**Given problem 1**. Reproduce the records verbatim from their first line through the line containing "pest-description: : These can", including both of those lines.

**Document excerpt**.
_ _ _ _ _

3.12 Jus in Bello: If That’s How You Win Wars, Then I Don’t Wanna Win

Feb 23, 2008 21:56


3.12 Jus in Bello: If That’s How You Win Wars, Then I Don’t Wanna Win

What price victory?

When demons target the boys,

Allies pay the price.

Episode Summary

Tracking Bela and the Colt to the small town of Monument, Colorado, the Winchester brothers found that Bela had laid a trap for them, alerting the FBI to their whereabouts. FBI Special Agent Victor Henriksen took great delight in arresting them, and took over the local jail to hold them until he could arrange secure transport to the SuperMax prison in Nevada. Henriksen’s boss, FBI Deputy Director Steven Groves, was so eager to see them caught that he flew out himself with a chopper to transport them. But when Groves arrived to inspect his catch, the brothers learned that he had been possessed by a demon; visiting them alone, he pulled a silenced pistol and shot Dean, then escaped Sam’s half-finished exorcism, abandoning Groves’ dead body to flee through an air vent. Not believing the brother’s tale that Groves had been possessed, Henriksen decided to take the chopper and move them immediately, but when the pilot didn’t respond to a radio call, Henriksen’s partner Reidy went outside to check, only to discover that the pilot and all four of the local cops who had been on guard were dead, their throats cut. No sooner had he reported in than the chopper exploded, and one of the dead cops, with demon black eyes, confronted and killed him. Inside the police station, the power went out and the phones died, and Henriksen realized that they were under siege.

Stuck in a cell, realizing that the demons were apparently coming for them and could enter the station in the guise of anyone, the brothers had few resources. Sam persuaded the devout young secretary, Nancy, to bring a towel to help stanch Dean’s bleeding shoulder, and grabbed her when she approached the bars, managing to get her rosary as well as the towel before the one remaining deputy, Amici, responded to her screams and warned them not to try anything further. A little while later, when Sheriff Dodd opened the cell, saying that he meant to take the boys and make a run for Boulder, Henriksen shot him. Instantly understanding that Henriksen had been possessed, Dean and Sam overpowered Henriksen and got his gun. Dean held Amici at bay while Sam proceeded to dunk Henriksen’s head in the toilet, which they’d blessed into holy water with the help of the rosary, and to race through an exorcism to expel the demon. Even as it was being dismissed, the demon gloated that it was too late, that it had already summoned the others; then Sam completed the exorcism, and the demon was driven out.

_ _ _ _ _

**Supplied material**.
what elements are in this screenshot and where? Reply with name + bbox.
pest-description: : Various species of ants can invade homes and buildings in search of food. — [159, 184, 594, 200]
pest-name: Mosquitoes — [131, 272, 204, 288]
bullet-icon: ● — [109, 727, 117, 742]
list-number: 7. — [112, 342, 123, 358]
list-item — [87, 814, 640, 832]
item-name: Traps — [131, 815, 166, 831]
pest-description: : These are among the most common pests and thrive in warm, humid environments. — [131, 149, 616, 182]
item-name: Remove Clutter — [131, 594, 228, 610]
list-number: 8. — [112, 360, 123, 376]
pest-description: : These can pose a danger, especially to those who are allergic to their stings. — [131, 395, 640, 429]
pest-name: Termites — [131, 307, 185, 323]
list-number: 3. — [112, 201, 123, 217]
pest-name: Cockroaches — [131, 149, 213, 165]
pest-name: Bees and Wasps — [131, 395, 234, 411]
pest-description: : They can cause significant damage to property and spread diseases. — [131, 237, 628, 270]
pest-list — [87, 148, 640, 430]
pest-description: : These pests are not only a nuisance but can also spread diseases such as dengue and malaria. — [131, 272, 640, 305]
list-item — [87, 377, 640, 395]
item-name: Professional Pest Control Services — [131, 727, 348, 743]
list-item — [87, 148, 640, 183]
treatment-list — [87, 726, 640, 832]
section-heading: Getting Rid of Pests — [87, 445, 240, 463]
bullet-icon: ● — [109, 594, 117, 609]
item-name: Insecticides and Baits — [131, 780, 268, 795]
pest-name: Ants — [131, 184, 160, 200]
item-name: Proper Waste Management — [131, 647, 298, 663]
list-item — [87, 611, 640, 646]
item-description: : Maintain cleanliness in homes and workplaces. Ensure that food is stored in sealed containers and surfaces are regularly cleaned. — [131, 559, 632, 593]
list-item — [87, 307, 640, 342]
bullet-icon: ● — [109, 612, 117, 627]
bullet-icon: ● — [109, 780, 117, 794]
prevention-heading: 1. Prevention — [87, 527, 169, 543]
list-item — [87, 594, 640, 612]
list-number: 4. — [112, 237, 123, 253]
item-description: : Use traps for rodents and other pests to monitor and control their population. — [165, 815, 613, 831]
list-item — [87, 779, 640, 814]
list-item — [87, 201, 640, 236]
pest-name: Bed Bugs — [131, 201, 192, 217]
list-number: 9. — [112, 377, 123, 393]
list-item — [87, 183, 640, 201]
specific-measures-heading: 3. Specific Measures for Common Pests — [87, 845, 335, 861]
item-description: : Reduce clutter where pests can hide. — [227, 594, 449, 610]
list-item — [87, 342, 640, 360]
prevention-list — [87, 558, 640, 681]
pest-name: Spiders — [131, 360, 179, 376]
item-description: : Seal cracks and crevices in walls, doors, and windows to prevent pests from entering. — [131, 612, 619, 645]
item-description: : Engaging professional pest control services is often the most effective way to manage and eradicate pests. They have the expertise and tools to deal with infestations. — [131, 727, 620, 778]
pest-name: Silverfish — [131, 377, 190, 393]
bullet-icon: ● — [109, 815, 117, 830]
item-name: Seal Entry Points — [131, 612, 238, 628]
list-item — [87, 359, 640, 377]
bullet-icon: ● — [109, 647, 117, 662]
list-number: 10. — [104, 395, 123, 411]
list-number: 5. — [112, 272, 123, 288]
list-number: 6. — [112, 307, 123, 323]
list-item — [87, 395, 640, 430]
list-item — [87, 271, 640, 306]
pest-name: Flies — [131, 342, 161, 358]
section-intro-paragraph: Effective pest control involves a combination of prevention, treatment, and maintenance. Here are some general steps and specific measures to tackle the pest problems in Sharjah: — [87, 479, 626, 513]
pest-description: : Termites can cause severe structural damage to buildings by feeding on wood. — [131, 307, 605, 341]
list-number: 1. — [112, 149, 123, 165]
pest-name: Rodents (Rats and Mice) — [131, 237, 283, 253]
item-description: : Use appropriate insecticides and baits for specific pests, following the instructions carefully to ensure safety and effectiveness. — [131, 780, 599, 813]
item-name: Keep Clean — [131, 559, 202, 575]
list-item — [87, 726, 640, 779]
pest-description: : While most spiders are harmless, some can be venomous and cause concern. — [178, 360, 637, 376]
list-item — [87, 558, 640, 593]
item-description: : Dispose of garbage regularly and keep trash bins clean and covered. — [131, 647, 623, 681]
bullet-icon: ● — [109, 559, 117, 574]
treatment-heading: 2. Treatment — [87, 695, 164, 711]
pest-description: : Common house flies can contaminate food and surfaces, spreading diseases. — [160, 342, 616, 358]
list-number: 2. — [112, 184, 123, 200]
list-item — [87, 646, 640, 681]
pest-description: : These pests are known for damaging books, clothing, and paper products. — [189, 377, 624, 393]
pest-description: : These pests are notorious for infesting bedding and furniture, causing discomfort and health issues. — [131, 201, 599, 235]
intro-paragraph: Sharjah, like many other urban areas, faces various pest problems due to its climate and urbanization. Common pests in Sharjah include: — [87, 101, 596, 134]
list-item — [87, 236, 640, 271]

_ _ _ _ _

**Given problem 2**. Carry the "Jus in Bello" episode summary forward from its final sentence.

**Task answer 1**.
what elements are in this screenshot and where? Reply with name + bbox.
pest-description: : Various species of ants can invade homes and buildings in search of food. — [159, 184, 594, 200]
pest-name: Mosquitoes — [131, 272, 204, 288]
bullet-icon: ● — [109, 727, 117, 742]
list-number: 7. — [112, 342, 123, 358]
list-item — [87, 814, 640, 832]
item-name: Traps — [131, 815, 166, 831]
pest-description: : These are among the most common pests and thrive in warm, humid environments. — [131, 149, 616, 182]
item-name: Remove Clutter — [131, 594, 228, 610]
list-number: 8. — [112, 360, 123, 376]
pest-description: : These can pose a danger, especially to those who are allergic to their stings. — [131, 395, 640, 429]

**Task answer 2**.
Finally understanding first-hand that everything the Winchesters had said was true, Henriksen lost no time in freeing the brothers and asking them for help. Road salt served to secure the windows and doors, and the brothers spray-painted devil’s traps on the floors inside the doors and windows. Dean dared a trip outside to ransack the Impala’s trunk for weapons and protective amulets, and raced back inside even as a cloud of demons descended on the station. Unable to enter, the demons instead possessed townspeople. Amici, peering out through a window, inadvertently broke the salt line protecting it, and Ruby, having fought her way through the other demons, broke through the glass and landed in one of the traps. Released by Sam, who re-secured the window salt, she demanded the Colt. When she learned it had been stolen, she announced that the only other way she knew to get them out alive would be to do a witchcraft spell that would vaporize all demons within a mile, herself included. Learning that the spell would require cutting out the heart of virginal Nancy, Dean and Henriksen flatly refused, even though Nancy was willing to die to save her possessed friends and Sam was listening to Ruby. Dean proposed an alternative plan, a desperate gambit to sucker the demons into the station, keep them occupied with fighting, trap them inside with salt, and broadcast a recorded exorcism through the public address system to send all of them back to Hell. Protesting that it would never work, and that she was disappointed in Sam, Ruby left them to their own devices - and Dean’s plan worked, although one demon escaped.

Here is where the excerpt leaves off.